# What is asked
The records below are made of lines; count those holding the word "הערבה" and give the number only.

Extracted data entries
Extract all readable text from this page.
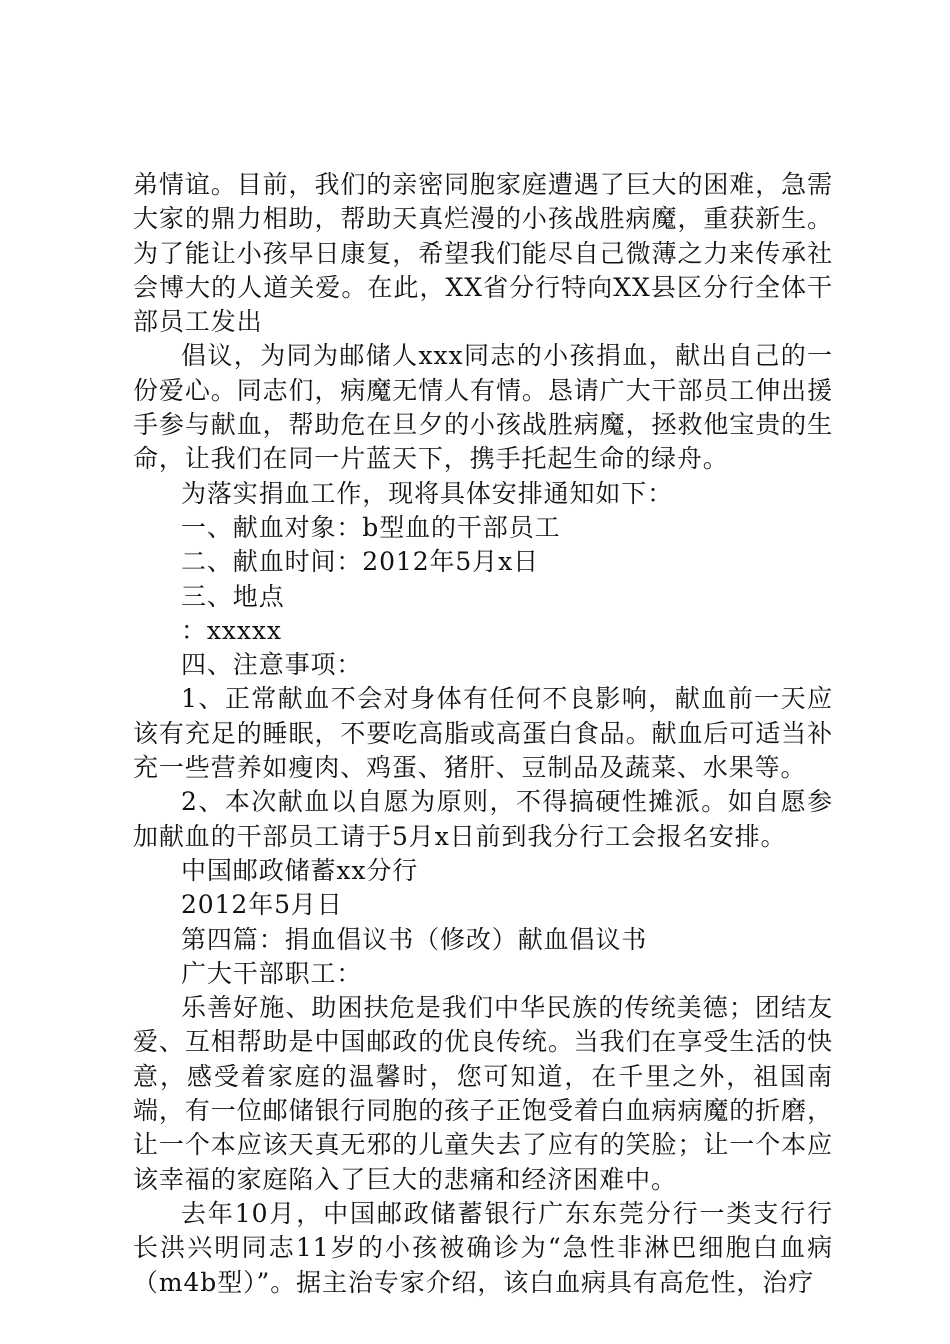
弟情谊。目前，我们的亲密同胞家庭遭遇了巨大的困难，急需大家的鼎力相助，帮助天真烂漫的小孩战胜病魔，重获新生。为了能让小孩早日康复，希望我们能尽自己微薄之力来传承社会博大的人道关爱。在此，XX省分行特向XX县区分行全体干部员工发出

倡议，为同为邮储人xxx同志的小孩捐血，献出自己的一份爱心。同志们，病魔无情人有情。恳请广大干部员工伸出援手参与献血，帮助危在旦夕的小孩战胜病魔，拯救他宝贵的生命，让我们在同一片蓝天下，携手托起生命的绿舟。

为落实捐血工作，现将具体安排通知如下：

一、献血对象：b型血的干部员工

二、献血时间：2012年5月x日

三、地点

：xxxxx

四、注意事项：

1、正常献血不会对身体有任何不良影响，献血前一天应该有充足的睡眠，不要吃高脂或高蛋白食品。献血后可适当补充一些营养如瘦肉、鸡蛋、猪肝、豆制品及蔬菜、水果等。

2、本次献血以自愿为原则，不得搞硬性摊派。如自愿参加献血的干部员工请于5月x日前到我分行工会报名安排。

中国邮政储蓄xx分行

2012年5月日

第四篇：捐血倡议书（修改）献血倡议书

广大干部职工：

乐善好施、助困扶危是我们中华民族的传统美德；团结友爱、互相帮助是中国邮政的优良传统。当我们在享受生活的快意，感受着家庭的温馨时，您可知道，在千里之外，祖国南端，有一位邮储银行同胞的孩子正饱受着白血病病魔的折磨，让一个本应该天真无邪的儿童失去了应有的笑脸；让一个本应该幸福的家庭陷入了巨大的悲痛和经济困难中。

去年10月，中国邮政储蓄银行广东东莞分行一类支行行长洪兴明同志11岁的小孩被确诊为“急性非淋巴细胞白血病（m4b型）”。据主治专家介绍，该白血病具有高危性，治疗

==

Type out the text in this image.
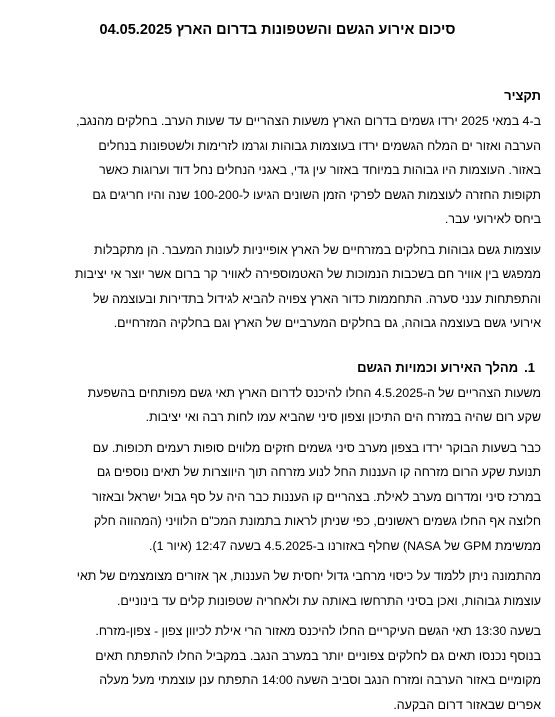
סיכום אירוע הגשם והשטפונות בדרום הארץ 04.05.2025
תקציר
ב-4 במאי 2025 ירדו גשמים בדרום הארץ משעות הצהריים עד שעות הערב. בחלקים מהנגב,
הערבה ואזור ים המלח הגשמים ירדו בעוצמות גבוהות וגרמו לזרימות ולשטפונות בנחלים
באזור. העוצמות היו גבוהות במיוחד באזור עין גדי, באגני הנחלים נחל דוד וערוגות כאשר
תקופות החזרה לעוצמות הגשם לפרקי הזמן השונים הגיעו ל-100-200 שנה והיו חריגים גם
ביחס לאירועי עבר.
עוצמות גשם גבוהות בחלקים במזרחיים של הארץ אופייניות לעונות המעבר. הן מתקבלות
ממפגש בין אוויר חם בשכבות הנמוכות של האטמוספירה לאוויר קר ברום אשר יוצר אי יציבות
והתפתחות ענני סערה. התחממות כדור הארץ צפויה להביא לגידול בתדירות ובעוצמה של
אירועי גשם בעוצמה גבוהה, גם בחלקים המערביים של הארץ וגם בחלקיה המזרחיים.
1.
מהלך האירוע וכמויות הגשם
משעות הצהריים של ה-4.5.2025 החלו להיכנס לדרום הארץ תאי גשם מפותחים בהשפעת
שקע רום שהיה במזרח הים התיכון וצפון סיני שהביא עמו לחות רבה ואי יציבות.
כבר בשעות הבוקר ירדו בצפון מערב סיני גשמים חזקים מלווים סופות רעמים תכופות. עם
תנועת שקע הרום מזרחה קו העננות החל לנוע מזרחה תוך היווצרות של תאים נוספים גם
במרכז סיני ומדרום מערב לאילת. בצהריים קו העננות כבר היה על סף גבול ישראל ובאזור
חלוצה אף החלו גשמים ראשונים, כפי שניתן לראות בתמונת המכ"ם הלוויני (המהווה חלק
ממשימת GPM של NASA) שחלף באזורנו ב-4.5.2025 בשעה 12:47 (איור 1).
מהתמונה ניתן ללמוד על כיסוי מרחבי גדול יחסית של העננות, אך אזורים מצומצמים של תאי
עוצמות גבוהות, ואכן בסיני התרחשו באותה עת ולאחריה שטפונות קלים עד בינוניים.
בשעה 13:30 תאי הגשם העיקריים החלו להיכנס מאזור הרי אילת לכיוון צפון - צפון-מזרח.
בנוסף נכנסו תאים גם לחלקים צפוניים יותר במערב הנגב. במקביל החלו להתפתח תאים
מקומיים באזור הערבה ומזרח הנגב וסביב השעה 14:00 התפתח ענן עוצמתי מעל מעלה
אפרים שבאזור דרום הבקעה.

# Exercise response
2